▸ Extrait du document
La facilité : un désir à consommer avec intelligence

 

La facilité est une quête permanente qui existe depuis le début de la civilisation car lorsqu'un problème se pose sans que les capacités humaines ne puissent la régler, l'Homme emploie son ingéniosité pour trouver le moyen de combler sa faiblesse physique. Une charge trop lourde ? La brouette, la poulie, le chariot, la grue, le monte-charge sont des solutions pour la transporter. Les trajets à pieds prennent trop de temps ? Le cheval est une solution pouvant se coupler avec le char et la diligence, le moteur a apporté les véhicules ne nécessitant plus aucun animal tout en allant plus vite, l'avion et le bateau à moteur (la voile prend trop de temps pour les vacances) ont fini par démontrer que le monde est plus petit qu'on le pense.

 

La facilité semble être une bonne chose. Cependant, elle peut se révéler néfaste lorsqu'on l'applique à l'esprit. Un problème n'est pas toujours aussi simple qu'on l'imagine. Pourtant, des personnes prétendent qu'elles possèdent la solution miracle qui réglera tous les soucis présents et à venir. Trop beau pour être vrai si celle-ci est présentée de manière à ce que tout coule de source et qu'elle peut se mettre en place sans trop de difficultés selon son concepteur. L'Homme ne veut pas réfléchir longtemps s'il ne souhaite pas y passer la journée, il préférera se fier aux raccourcis et aux faiseurs de miracles qui trouvent les mots pour les convaincre de les suivre sans remettre en question les alternatives qui pourraient s'avérer plus efficaces s'ils prenaient le temps de se renseigner. Donc, pas de miracle, la raison doit rester de mise, tout renseignement doit être intelligemment consulté avant de prendre une décision pouvant avoir de mauvaises répercussions.

 

Le court-terme : le bénéfice rapide à tout prix ?

▸ Exercice court
Répondez à ces questions sur l'extrait consacré à la facilité :
(a) Quels moyens sont cités pour transporter une charge trop lourde ?
(b) Pourquoi la voile est-elle écartée au profit du bateau à moteur ?
(c) Dans quel cas la facilité peut-elle se révéler néfaste ?
Appuyez-vous seulement sur l'extrait pour répondre.

▸ Données fournies

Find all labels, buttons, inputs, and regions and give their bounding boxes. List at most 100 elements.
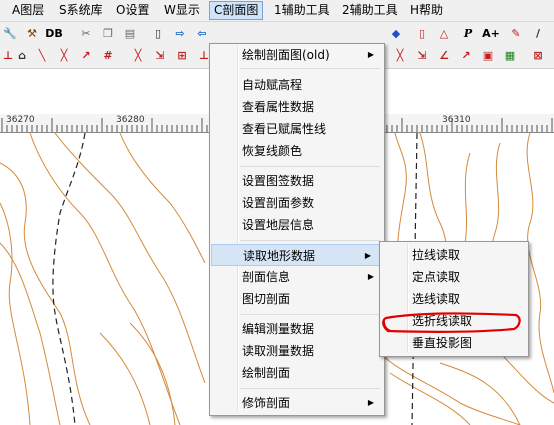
menu-item-drag-line-read[interactable]: 拉线读取 (380, 244, 528, 266)
menu-item-label: 修饰剖面 (242, 396, 291, 410)
section-menu: 绘制剖面图(old) ▶ 自动赋高程 查看属性数据 查看已赋属性线 恢复线颜色 设… (209, 43, 385, 416)
submenu-arrow-icon: ▶ (367, 272, 374, 281)
menu-bar: A图层 S系统库 O设置 W显示 C剖面图 1辅助工具 2辅助工具 H帮助 (0, 0, 554, 22)
ruler-label: 36280 (116, 115, 145, 125)
menu-item-label: 查看属性数据 (242, 100, 315, 114)
copy-icon[interactable]: ❐ (100, 26, 116, 42)
menu-item-read-survey-data[interactable]: 读取测量数据 (210, 340, 384, 362)
export-icon[interactable]: ⇨ (172, 26, 188, 42)
menu-aux-tools-1[interactable]: 1辅助工具 (270, 2, 334, 19)
menu-help[interactable]: H帮助 (406, 2, 447, 19)
menu-item-label: 查看已赋属性线 (242, 122, 327, 136)
text-size-button[interactable]: A+ (480, 26, 502, 42)
paste-icon[interactable]: ▤ (122, 26, 138, 42)
menu-item-view-attribute-data[interactable]: 查看属性数据 (210, 96, 384, 118)
ruler-label: 36270 (6, 115, 35, 125)
paragraph-button[interactable]: P (460, 26, 476, 42)
cut-icon[interactable]: ✂ (78, 26, 94, 42)
menu-item-select-line-read[interactable]: 选线读取 (380, 288, 528, 310)
menu-item-label: 垂直投影图 (412, 336, 473, 350)
menu-display[interactable]: W显示 (160, 2, 204, 19)
menu-item-label: 读取地形数据 (243, 249, 316, 263)
measure-icon[interactable]: 🔧 (2, 26, 18, 42)
menu-separator (240, 240, 380, 241)
submenu-arrow-icon: ▶ (367, 398, 374, 407)
menu-item-restore-line-color[interactable]: 恢复线颜色 (210, 140, 384, 162)
polygon-icon[interactable]: △ (436, 26, 452, 42)
menu-item-draw-section[interactable]: 绘制剖面 (210, 362, 384, 384)
globe-icon[interactable]: ◆ (388, 26, 404, 42)
menu-aux-tools-2[interactable]: 2辅助工具 (338, 2, 402, 19)
menu-item-map-cut-section[interactable]: 图切剖面 (210, 288, 384, 310)
menu-item-fixed-point-read[interactable]: 定点读取 (380, 266, 528, 288)
move-node-icon[interactable]: ⇲ (152, 48, 168, 64)
menu-item-edit-survey-data[interactable]: 编辑测量数据 (210, 318, 384, 340)
menu-item-decorate-section[interactable]: 修饰剖面 ▶ (210, 392, 384, 414)
break-line-icon[interactable]: ╲ (34, 48, 50, 64)
menu-item-label: 自动赋高程 (242, 78, 303, 92)
node-icon[interactable]: ╳ (130, 48, 146, 64)
menu-item-label: 设置图签数据 (242, 174, 315, 188)
pen-icon[interactable]: ✎ (508, 26, 524, 42)
menu-item-label: 定点读取 (412, 270, 461, 284)
angle-icon[interactable]: ∠ (436, 48, 452, 64)
contour-line (119, 133, 206, 264)
contour-line (99, 332, 151, 425)
database-button[interactable]: DB (44, 26, 64, 42)
contour-line (499, 352, 554, 404)
menu-section[interactable]: C剖面图 (209, 1, 264, 20)
insert-node-icon[interactable]: ⊞ (174, 48, 190, 64)
cross-line-icon[interactable]: ╳ (392, 48, 408, 64)
menu-item-select-polyline-read[interactable]: 选折线读取 (380, 310, 528, 332)
menu-separator (240, 166, 380, 167)
hammer-icon[interactable]: ⚒ (24, 26, 40, 42)
offset-icon[interactable]: ⇲ (414, 48, 430, 64)
menu-item-label: 编辑测量数据 (242, 322, 315, 336)
menu-item-label: 恢复线颜色 (242, 144, 303, 158)
menu-item-title-block-data[interactable]: 设置图签数据 (210, 170, 384, 192)
rotate-icon[interactable]: ⌂ (14, 48, 30, 64)
pencil-icon[interactable]: / (530, 26, 546, 42)
submenu-arrow-icon: ▶ (364, 251, 371, 260)
menu-item-label: 选线读取 (412, 292, 461, 306)
menu-item-section-params[interactable]: 设置剖面参数 (210, 192, 384, 214)
import-icon[interactable]: ⇦ (194, 26, 210, 42)
edit-line-icon[interactable]: ↗ (78, 48, 94, 64)
erase-icon[interactable]: ⊠ (530, 48, 546, 64)
menu-layer[interactable]: A图层 (8, 2, 48, 19)
menu-item-stratum-info[interactable]: 设置地层信息 (210, 214, 384, 236)
contour-line (379, 352, 521, 425)
menu-item-vertical-projection[interactable]: 垂直投影图 (380, 332, 528, 354)
point-icon[interactable]: ▯ (414, 26, 430, 42)
contour-line (526, 133, 554, 394)
menu-item-label: 剖面信息 (242, 270, 291, 284)
dashed-boundary-line (52, 133, 86, 425)
fill-icon[interactable]: ▣ (480, 48, 496, 64)
contour-line (129, 322, 176, 425)
menu-item-label: 绘制剖面 (242, 366, 291, 380)
contour-line (389, 372, 471, 425)
menu-system-library[interactable]: S系统库 (55, 2, 107, 19)
menu-item-label: 绘制剖面图(old) (242, 48, 330, 62)
menu-item-view-assigned-lines[interactable]: 查看已赋属性线 (210, 118, 384, 140)
grid-icon[interactable]: # (100, 48, 116, 64)
menu-item-label: 拉线读取 (412, 248, 461, 262)
menu-separator (240, 388, 380, 389)
menu-item-label: 读取测量数据 (242, 344, 315, 358)
contour-line (0, 162, 91, 425)
menu-settings[interactable]: O设置 (112, 2, 153, 19)
menu-item-auto-elevation[interactable]: 自动赋高程 (210, 74, 384, 96)
menu-separator (240, 314, 380, 315)
menu-item-draw-section-old[interactable]: 绘制剖面图(old) ▶ (210, 44, 384, 66)
table-icon[interactable]: ▦ (502, 48, 518, 64)
menu-item-section-info[interactable]: 剖面信息 ▶ (210, 266, 384, 288)
menu-item-label: 选折线读取 (412, 314, 473, 328)
document-icon[interactable]: ▯ (150, 26, 166, 42)
contour-line (54, 133, 206, 384)
ruler-label: 36310 (442, 115, 471, 125)
contour-line (0, 242, 61, 425)
menu-item-read-terrain-data[interactable]: 读取地形数据 ▶ (211, 244, 382, 266)
delete-line-icon[interactable]: ╳ (56, 48, 72, 64)
connect-icon[interactable]: ↗ (458, 48, 474, 64)
submenu-arrow-icon: ▶ (367, 50, 374, 59)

▸ Réponse détaillée
(a) La brouette, la poulie, le chariot, la grue et le monte-charge.
(b) Parce que la voile prend trop de temps pour les vacances.
(c) Lorsqu'on l'applique à l'esprit.